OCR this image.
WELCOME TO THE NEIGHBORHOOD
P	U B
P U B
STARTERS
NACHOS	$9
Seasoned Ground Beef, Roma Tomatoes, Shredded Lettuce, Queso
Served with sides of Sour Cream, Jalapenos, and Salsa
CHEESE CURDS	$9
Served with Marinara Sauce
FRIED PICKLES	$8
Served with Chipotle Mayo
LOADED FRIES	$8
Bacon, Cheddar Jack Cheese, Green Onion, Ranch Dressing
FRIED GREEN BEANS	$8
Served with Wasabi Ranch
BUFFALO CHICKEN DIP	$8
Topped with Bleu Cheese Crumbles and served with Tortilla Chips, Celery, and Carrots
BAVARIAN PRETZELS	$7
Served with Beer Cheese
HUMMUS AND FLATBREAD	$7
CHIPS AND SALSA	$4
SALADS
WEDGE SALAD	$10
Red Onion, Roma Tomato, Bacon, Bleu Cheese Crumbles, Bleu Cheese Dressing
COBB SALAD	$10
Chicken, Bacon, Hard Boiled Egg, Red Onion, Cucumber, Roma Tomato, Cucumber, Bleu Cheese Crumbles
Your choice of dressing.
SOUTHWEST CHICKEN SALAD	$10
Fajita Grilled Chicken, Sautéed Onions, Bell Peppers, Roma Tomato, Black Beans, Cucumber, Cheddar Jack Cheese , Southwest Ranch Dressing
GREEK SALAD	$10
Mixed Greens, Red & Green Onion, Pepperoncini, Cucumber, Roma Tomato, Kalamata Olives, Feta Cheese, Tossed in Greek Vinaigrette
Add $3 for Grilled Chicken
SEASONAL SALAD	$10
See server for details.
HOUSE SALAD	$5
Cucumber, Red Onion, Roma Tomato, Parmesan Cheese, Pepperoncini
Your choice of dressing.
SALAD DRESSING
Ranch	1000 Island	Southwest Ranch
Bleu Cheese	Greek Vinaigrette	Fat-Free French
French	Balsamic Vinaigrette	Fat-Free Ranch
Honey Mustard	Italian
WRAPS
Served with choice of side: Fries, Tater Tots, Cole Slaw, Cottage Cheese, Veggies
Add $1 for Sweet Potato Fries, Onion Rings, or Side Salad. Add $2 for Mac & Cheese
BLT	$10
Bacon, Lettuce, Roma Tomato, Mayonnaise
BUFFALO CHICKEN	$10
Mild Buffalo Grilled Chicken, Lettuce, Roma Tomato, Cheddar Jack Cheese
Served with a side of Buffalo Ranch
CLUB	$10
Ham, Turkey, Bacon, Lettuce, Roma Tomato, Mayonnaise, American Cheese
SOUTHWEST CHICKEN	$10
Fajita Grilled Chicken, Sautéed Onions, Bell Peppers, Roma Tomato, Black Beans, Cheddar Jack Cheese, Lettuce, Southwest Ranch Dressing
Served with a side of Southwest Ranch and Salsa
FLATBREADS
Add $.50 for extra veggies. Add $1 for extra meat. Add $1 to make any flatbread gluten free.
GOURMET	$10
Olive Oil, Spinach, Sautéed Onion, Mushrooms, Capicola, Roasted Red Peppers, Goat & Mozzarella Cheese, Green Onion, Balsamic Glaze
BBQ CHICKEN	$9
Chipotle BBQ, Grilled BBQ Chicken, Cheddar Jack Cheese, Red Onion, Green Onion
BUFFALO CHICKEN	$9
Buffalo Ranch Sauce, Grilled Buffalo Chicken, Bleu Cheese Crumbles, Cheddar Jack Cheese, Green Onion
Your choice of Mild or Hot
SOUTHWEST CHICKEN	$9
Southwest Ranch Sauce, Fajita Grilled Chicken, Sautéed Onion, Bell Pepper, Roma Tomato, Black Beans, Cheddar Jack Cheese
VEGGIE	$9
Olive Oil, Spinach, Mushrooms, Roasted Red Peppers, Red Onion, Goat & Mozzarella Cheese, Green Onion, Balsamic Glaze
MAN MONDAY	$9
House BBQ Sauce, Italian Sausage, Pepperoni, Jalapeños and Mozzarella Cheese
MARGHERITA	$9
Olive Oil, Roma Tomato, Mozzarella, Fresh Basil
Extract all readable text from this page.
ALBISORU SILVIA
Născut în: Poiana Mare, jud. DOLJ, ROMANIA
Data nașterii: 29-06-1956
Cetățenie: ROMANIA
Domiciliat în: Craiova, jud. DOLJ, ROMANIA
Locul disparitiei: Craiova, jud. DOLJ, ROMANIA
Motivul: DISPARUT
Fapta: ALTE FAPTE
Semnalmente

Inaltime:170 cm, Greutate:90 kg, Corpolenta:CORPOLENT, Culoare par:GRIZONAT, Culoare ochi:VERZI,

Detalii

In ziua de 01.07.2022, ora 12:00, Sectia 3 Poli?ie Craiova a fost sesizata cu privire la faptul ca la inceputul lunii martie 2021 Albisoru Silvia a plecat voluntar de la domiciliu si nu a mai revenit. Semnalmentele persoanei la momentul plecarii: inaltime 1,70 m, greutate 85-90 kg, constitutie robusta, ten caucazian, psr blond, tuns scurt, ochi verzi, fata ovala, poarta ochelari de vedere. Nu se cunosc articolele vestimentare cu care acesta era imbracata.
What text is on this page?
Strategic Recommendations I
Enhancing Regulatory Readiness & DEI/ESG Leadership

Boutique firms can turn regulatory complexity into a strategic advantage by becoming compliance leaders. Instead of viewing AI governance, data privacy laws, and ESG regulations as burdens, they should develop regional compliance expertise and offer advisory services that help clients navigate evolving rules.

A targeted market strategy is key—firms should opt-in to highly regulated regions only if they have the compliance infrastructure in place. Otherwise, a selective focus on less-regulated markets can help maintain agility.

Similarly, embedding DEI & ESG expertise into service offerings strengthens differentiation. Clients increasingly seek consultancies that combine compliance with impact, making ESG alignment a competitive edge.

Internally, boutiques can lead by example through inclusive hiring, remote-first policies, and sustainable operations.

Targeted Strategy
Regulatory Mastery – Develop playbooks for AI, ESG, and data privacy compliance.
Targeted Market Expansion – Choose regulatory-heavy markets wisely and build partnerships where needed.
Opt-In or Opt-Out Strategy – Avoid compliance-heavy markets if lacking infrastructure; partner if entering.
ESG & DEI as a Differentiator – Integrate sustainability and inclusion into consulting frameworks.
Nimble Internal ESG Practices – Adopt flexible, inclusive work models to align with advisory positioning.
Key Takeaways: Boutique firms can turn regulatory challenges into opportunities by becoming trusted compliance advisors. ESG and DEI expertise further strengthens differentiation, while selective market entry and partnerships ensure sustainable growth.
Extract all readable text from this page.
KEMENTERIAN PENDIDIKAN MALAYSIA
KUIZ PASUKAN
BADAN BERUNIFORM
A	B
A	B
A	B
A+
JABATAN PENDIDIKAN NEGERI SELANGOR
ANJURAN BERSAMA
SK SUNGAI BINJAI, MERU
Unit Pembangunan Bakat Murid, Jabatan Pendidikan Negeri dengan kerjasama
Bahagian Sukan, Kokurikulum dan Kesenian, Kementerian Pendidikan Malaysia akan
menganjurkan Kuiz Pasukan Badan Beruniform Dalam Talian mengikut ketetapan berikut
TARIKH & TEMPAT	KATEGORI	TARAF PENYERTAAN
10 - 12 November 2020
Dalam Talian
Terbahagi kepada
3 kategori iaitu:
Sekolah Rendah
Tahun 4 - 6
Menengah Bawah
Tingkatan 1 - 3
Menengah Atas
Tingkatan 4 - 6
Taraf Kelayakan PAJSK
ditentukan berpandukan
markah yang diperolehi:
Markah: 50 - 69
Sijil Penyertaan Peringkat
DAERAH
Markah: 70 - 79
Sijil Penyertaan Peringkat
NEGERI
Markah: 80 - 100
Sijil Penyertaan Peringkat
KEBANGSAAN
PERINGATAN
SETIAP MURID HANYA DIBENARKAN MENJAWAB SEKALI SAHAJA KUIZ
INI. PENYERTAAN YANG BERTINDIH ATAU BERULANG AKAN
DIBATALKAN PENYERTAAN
────
Task to carry out = Return every line of the preceding records in which the word "strengthens" appears.

Complete output =
Similarly, embedding DEI & ESG expertise into service offerings strengthens differentiation. Clients increasingly seek consultancies that combine compliance with impact, making ESG alignment a competitive edge.
Key Takeaways: Boutique firms can turn regulatory challenges into opportunities by becoming trusted compliance advisors. ESG and DEI expertise further strengthens differentiation, while selective market entry and partnerships ensure sustainable growth.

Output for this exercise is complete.